[Figure contents as structured data]
======

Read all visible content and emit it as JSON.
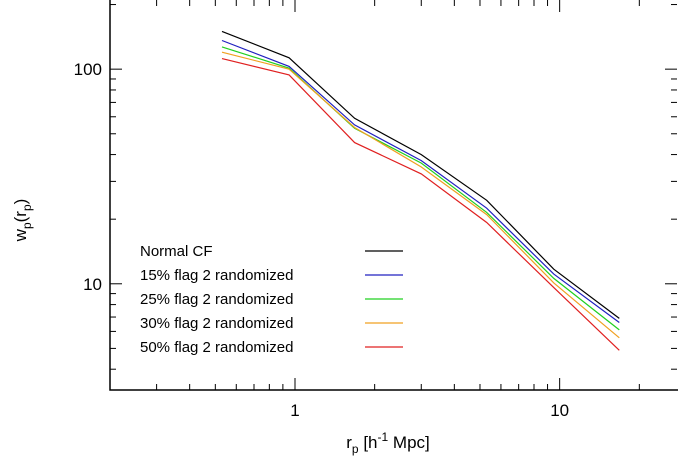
{
  "chart_data": {
    "type": "line",
    "xscale": "log",
    "yscale": "log",
    "xlim": [
      0.2,
      28
    ],
    "ylim": [
      3.2,
      210
    ],
    "xticks": [
      1,
      10
    ],
    "xtick_labels": [
      "1",
      "10"
    ],
    "yticks": [
      10,
      100
    ],
    "ytick_labels": [
      "10",
      "100"
    ],
    "xlabel": {
      "base": "r",
      "sub": "p",
      "open": " [h",
      "sup": "-1",
      "close": " Mpc]"
    },
    "ylabel": {
      "base": "w",
      "sub1": "p",
      "open": "(r",
      "sub2": "p",
      "close": ")"
    },
    "grid": false,
    "legend_position": "lower-left",
    "x": [
      0.53,
      0.95,
      1.68,
      3.0,
      5.3,
      9.5,
      16.8
    ],
    "series": [
      {
        "name": "Normal CF",
        "color": "#000000",
        "values": [
          150,
          113,
          59,
          40,
          24.5,
          11.7,
          6.9
        ]
      },
      {
        "name": "15% flag 2 randomized",
        "color": "#2020c0",
        "values": [
          136,
          103,
          55,
          37.5,
          22.5,
          11.1,
          6.6
        ]
      },
      {
        "name": "25% flag 2 randomized",
        "color": "#20d020",
        "values": [
          127,
          101,
          53,
          36.5,
          21.5,
          10.6,
          6.1
        ]
      },
      {
        "name": "30% flag 2 randomized",
        "color": "#f0a020",
        "values": [
          120,
          100,
          53.5,
          35,
          21,
          10.1,
          5.6
        ]
      },
      {
        "name": "50% flag 2 randomized",
        "color": "#e02020",
        "values": [
          112,
          94,
          45.5,
          32.5,
          19.3,
          9.6,
          4.9
        ]
      }
    ]
  }
}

======

### THE EXERCISE:
Extract each line holding the string "color".

### WRITTEN RESPONSE:
        "color": "#000000",
        "color": "#2020c0",
        "color": "#20d020",
        "color": "#f0a020",
        "color": "#e02020",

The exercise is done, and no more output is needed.